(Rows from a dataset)
== == ==
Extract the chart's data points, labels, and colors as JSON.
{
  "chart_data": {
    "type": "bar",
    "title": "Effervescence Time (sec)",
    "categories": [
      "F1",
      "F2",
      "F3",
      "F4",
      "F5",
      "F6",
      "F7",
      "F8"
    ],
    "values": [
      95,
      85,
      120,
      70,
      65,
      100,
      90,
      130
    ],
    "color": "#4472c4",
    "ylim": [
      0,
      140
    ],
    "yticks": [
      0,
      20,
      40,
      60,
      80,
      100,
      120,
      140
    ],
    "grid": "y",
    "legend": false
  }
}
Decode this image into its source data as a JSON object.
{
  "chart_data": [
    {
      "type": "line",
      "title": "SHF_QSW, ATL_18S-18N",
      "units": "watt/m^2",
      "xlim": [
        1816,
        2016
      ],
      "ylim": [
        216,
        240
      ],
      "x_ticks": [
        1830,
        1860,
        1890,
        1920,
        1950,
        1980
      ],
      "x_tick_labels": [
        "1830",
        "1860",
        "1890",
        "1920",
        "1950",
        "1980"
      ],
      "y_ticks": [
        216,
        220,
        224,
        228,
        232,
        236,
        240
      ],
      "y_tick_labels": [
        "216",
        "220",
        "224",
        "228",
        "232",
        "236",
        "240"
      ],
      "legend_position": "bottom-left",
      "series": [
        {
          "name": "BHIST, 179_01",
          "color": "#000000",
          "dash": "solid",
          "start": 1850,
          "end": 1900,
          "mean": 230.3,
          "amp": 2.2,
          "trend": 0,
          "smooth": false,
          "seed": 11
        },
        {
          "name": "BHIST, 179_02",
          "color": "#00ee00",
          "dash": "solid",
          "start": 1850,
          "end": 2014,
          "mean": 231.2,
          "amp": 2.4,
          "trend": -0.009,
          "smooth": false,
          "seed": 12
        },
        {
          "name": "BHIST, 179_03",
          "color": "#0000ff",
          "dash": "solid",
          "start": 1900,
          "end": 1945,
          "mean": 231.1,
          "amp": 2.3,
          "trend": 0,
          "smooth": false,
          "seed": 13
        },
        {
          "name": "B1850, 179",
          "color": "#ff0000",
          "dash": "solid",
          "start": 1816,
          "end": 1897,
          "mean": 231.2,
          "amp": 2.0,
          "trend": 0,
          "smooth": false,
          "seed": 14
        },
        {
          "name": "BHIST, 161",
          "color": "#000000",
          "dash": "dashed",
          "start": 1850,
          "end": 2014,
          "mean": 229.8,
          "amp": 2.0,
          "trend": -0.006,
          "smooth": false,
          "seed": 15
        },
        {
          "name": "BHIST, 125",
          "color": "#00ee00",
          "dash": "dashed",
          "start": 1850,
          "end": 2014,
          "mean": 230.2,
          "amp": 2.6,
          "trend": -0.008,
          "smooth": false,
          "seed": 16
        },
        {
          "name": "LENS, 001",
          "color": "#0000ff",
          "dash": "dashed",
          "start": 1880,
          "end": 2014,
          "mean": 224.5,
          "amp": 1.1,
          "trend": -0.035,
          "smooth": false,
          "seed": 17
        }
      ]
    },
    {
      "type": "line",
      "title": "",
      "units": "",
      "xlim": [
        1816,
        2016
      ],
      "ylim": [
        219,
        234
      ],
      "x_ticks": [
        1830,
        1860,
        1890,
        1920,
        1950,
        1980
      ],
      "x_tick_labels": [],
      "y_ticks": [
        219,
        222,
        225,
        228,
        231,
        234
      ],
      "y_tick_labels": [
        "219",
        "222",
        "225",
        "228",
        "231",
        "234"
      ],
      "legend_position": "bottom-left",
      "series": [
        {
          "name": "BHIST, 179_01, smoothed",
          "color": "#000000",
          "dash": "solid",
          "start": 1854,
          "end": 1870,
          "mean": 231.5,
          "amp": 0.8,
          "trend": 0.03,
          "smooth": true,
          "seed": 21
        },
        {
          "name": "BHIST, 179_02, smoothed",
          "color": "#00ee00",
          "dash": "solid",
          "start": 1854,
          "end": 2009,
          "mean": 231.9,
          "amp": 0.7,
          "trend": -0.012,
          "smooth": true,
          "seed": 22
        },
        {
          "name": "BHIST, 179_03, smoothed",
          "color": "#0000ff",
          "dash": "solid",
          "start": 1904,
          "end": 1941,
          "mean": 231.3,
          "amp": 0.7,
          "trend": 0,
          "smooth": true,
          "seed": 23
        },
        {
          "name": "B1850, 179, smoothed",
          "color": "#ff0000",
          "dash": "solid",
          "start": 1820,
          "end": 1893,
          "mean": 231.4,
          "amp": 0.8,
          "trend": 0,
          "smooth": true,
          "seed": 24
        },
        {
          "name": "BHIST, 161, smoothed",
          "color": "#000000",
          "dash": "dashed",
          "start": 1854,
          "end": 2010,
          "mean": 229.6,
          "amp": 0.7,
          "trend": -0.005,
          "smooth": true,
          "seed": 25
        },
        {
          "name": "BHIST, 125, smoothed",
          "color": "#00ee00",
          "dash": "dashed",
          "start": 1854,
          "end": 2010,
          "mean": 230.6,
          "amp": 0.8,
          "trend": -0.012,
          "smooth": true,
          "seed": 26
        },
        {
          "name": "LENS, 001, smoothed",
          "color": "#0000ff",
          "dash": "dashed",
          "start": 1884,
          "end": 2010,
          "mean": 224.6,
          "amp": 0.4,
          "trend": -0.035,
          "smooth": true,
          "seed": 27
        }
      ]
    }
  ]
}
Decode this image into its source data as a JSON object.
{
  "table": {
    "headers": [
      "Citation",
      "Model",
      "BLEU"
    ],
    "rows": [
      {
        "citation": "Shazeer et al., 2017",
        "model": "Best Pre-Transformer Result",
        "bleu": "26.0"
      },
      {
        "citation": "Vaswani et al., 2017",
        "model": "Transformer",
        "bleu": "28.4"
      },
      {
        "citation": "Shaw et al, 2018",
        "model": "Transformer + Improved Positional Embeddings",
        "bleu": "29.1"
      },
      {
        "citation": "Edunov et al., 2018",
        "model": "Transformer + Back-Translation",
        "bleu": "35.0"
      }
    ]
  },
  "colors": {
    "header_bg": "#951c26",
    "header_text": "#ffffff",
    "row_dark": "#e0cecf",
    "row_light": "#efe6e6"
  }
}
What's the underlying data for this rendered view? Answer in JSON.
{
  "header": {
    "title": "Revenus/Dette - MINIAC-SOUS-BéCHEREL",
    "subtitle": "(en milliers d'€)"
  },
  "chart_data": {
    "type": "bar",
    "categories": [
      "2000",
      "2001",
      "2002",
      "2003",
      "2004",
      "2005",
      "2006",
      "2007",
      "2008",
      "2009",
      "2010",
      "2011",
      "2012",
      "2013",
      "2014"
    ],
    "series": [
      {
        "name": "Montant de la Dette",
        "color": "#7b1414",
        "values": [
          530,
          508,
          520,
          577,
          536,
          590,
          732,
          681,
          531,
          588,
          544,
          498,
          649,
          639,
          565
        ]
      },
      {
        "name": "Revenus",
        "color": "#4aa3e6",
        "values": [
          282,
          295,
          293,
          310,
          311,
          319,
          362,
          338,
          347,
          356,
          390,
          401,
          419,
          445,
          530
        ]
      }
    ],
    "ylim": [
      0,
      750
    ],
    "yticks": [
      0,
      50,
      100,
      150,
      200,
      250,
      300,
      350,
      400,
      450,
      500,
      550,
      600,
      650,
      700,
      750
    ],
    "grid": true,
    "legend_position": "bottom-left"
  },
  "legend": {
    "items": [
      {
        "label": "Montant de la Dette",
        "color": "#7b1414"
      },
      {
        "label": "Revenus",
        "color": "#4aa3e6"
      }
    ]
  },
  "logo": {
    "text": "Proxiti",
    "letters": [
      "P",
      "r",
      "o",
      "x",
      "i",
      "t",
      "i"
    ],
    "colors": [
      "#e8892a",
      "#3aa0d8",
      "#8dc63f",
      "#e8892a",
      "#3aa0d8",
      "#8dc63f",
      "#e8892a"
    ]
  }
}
== == ==
[Stated task] Each line that contains the string "smoothed" counts once; report how many such lines the entries have, giving only the number.

[Solved exercise] 7